Exercise details
From the entries below, copy every line holding the word "name".

A run of records:
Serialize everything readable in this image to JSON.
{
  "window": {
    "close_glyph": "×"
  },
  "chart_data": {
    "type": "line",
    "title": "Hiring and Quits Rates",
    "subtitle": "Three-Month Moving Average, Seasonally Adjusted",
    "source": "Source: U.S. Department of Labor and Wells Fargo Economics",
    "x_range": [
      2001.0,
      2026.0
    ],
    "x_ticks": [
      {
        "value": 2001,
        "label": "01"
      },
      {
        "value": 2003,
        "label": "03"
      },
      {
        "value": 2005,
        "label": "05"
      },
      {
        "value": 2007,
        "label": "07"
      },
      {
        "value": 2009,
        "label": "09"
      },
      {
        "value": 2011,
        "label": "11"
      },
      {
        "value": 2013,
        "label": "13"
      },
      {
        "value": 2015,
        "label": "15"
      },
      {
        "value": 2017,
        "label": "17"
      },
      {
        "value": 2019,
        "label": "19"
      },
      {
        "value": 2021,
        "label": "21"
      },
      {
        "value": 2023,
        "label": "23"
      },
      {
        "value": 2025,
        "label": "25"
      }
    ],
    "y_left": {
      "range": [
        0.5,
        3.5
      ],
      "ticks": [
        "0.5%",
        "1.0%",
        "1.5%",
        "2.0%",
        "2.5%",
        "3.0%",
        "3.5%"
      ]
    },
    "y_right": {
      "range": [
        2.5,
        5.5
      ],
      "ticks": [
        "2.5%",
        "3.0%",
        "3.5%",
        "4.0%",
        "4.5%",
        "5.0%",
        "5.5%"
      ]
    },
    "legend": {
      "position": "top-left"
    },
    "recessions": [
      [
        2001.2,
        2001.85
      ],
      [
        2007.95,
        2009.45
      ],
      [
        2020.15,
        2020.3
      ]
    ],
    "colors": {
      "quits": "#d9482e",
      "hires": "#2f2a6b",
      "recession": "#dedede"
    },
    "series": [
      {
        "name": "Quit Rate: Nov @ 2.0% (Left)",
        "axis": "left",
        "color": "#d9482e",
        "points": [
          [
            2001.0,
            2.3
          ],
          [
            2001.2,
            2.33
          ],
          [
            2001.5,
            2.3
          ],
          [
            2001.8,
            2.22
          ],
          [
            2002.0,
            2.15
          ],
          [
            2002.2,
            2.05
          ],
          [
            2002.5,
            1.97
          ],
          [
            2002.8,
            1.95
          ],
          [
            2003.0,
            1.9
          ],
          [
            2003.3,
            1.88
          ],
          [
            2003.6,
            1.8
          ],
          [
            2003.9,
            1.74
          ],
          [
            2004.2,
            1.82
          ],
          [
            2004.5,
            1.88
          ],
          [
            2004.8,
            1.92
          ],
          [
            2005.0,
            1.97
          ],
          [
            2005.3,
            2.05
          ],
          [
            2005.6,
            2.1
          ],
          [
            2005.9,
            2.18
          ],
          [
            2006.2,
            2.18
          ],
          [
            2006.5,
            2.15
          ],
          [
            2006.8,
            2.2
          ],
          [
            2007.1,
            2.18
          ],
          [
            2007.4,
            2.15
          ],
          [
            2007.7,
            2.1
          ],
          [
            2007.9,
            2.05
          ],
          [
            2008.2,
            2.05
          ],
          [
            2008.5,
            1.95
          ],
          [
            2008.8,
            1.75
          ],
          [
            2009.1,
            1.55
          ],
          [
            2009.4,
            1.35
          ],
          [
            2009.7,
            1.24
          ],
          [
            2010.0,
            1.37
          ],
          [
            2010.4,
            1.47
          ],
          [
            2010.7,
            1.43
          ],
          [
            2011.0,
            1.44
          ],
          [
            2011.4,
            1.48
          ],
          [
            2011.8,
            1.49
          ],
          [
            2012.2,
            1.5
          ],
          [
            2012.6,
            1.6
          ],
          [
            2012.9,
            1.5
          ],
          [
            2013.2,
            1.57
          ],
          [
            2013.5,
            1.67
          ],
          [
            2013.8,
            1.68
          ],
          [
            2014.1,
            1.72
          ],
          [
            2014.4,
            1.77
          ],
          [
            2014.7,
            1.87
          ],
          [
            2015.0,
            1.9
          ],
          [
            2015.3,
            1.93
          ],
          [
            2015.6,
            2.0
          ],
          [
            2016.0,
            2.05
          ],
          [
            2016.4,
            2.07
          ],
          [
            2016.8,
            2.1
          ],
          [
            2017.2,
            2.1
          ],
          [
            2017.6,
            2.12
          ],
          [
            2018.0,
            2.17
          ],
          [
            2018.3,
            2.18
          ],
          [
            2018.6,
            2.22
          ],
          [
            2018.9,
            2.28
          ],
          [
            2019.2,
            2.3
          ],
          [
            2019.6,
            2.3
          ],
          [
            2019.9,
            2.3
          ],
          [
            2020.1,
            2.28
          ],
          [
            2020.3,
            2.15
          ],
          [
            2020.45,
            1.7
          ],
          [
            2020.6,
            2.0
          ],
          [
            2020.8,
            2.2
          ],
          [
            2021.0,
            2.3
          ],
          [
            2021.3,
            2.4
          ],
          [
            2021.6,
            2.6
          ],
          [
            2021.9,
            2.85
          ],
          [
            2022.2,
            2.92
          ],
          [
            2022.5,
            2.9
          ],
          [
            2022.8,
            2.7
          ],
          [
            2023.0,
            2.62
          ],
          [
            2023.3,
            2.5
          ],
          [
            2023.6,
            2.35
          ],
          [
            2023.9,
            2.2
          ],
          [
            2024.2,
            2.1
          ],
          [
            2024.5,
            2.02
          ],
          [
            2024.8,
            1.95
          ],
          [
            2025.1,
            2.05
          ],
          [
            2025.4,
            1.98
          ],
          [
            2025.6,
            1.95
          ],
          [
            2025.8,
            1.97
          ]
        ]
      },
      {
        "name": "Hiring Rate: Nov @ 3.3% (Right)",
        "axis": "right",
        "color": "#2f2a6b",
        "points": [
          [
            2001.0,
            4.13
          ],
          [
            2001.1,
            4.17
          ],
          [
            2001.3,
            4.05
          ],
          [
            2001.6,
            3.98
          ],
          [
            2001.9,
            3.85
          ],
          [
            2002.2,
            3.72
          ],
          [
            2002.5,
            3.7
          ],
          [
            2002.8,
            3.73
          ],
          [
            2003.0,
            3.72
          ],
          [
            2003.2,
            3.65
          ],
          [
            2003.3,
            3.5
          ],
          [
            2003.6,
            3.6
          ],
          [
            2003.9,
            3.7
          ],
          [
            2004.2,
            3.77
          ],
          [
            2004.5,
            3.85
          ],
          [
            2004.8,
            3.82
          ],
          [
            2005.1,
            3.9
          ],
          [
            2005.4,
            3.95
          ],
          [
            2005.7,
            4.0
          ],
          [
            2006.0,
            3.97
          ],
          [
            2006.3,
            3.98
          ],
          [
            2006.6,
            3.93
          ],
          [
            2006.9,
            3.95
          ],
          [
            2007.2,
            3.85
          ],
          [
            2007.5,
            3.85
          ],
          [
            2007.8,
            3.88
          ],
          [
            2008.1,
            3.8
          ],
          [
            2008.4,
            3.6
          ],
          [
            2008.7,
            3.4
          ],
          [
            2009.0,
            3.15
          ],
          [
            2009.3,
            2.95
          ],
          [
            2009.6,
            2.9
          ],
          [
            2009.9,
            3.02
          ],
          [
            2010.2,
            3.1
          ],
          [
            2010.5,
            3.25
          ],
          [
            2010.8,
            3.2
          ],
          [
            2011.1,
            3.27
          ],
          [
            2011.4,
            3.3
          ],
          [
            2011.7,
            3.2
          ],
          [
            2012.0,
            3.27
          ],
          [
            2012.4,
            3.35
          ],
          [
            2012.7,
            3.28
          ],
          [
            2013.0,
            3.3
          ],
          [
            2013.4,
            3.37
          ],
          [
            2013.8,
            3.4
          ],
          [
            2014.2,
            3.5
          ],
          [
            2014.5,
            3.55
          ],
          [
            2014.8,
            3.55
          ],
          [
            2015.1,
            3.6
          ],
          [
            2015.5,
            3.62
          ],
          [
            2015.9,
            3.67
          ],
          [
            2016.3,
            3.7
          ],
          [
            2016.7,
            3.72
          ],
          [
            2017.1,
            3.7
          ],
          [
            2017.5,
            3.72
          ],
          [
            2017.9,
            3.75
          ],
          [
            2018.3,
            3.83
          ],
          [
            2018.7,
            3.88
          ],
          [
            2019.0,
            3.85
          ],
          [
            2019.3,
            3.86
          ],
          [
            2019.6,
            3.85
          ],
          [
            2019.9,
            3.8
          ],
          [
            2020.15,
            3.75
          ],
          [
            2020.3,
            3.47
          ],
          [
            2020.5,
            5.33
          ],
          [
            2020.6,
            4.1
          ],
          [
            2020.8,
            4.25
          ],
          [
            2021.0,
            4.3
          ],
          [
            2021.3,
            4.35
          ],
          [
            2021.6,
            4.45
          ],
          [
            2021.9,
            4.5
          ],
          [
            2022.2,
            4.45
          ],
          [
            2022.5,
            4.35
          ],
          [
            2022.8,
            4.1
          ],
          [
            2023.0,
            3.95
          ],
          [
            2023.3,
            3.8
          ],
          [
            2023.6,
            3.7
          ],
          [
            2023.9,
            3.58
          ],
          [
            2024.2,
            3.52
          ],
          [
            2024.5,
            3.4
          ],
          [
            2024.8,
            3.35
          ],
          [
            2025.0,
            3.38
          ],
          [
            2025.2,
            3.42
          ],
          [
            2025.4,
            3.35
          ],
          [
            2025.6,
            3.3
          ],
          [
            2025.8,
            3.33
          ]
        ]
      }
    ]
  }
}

Finished answer
        "name": "Quit Rate: Nov @ 2.0% (Left)",
        "name": "Hiring Rate: Nov @ 3.3% (Right)",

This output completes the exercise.